→ Task details
Here are some records; return them all exactly.

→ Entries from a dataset
↓

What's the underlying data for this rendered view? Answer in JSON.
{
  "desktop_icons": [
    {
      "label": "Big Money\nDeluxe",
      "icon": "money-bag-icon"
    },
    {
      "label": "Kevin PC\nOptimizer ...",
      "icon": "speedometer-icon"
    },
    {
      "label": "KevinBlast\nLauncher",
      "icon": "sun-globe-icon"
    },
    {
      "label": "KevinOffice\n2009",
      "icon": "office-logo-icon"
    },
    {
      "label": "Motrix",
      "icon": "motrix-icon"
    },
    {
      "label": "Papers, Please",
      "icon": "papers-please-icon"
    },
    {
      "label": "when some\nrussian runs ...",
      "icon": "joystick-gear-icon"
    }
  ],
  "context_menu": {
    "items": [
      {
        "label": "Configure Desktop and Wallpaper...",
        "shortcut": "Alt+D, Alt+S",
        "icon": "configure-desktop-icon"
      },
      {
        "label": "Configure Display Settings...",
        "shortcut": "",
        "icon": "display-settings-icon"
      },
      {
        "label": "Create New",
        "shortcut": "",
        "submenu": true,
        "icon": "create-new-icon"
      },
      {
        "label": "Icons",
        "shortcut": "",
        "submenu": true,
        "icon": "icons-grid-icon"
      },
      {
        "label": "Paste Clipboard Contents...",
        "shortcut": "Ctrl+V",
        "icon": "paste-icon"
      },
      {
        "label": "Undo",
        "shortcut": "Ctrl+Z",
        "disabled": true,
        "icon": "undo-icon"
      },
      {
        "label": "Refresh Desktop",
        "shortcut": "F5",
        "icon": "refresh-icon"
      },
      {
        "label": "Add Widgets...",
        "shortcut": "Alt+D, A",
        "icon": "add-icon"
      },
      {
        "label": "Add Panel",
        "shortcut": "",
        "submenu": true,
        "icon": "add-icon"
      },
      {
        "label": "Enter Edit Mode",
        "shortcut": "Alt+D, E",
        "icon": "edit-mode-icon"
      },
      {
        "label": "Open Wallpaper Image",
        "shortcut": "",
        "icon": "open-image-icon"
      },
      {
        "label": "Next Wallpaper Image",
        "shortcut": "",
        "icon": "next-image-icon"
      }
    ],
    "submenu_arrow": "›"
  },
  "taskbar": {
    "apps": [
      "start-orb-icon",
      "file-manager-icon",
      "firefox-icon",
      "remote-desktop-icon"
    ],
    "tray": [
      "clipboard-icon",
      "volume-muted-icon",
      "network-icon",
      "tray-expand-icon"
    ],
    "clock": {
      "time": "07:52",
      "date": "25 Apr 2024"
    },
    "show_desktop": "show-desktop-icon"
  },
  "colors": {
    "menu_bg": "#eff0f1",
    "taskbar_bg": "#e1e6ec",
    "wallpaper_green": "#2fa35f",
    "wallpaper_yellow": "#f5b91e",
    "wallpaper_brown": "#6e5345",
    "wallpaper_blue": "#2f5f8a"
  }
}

↑

→ Exercise solution
What's the underlying data for this rendered view? Answer in JSON.
{
  "desktop_icons": [
    {
      "label": "Big Money\nDeluxe",
      "icon": "money-bag-icon"
    },
    {
      "label": "Kevin PC\nOptimizer ...",
      "icon": "speedometer-icon"
    },
    {
      "label": "KevinBlast\nLauncher",
      "icon": "sun-globe-icon"
    },
    {
      "label": "KevinOffice\n2009",
      "icon": "office-logo-icon"
    },
    {
      "label": "Motrix",
      "icon": "motrix-icon"
    },
    {
      "label": "Papers, Please",
      "icon": "papers-please-icon"
    },
    {
      "label": "when some\nrussian runs ...",
      "icon": "joystick-gear-icon"
    }
  ],
  "context_menu": {
    "items": [
      {
        "label": "Configure Desktop and Wallpaper...",
        "shortcut": "Alt+D, Alt+S",
        "icon": "configure-desktop-icon"
      },
      {
        "label": "Configure Display Settings...",
        "shortcut": "",
        "icon": "display-settings-icon"
      },
      {
        "label": "Create New",
        "shortcut": "",
        "submenu": true,
        "icon": "create-new-icon"
      },
      {
        "label": "Icons",
        "shortcut": "",
        "submenu": true,
        "icon": "icons-grid-icon"
      },
      {
        "label": "Paste Clipboard Contents...",
        "shortcut": "Ctrl+V",
        "icon": "paste-icon"
      },
      {
        "label": "Undo",
        "shortcut": "Ctrl+Z",
        "disabled": true,
        "icon": "undo-icon"
      },
      {
        "label": "Refresh Desktop",
        "shortcut": "F5",
        "icon": "refresh-icon"
      },
      {
        "label": "Add Widgets...",
        "shortcut": "Alt+D, A",
        "icon": "add-icon"
      },
      {
        "label": "Add Panel",
        "shortcut": "",
        "submenu": true,
        "icon": "add-icon"
      },
      {
        "label": "Enter Edit Mode",
        "shortcut": "Alt+D, E",
        "icon": "edit-mode-icon"
      },
      {
        "label": "Open Wallpaper Image",
        "shortcut": "",
        "icon": "open-image-icon"
      },
      {
        "label": "Next Wallpaper Image",
        "shortcut": "",
        "icon": "next-image-icon"
      }
    ],
    "submenu_arrow": "›"
  },
  "taskbar": {
    "apps": [
      "start-orb-icon",
      "file-manager-icon",
      "firefox-icon",
      "remote-desktop-icon"
    ],
    "tray": [
      "clipboard-icon",
      "volume-muted-icon",
      "network-icon",
      "tray-expand-icon"
    ],
    "clock": {
      "time": "07:52",
      "date": "25 Apr 2024"
    },
    "show_desktop": "show-desktop-icon"
  },
  "colors": {
    "menu_bg": "#eff0f1",
    "taskbar_bg": "#e1e6ec",
    "wallpaper_green": "#2fa35f",
    "wallpaper_yellow": "#f5b91e",
    "wallpaper_brown": "#6e5345",
    "wallpaper_blue": "#2f5f8a"
  }
}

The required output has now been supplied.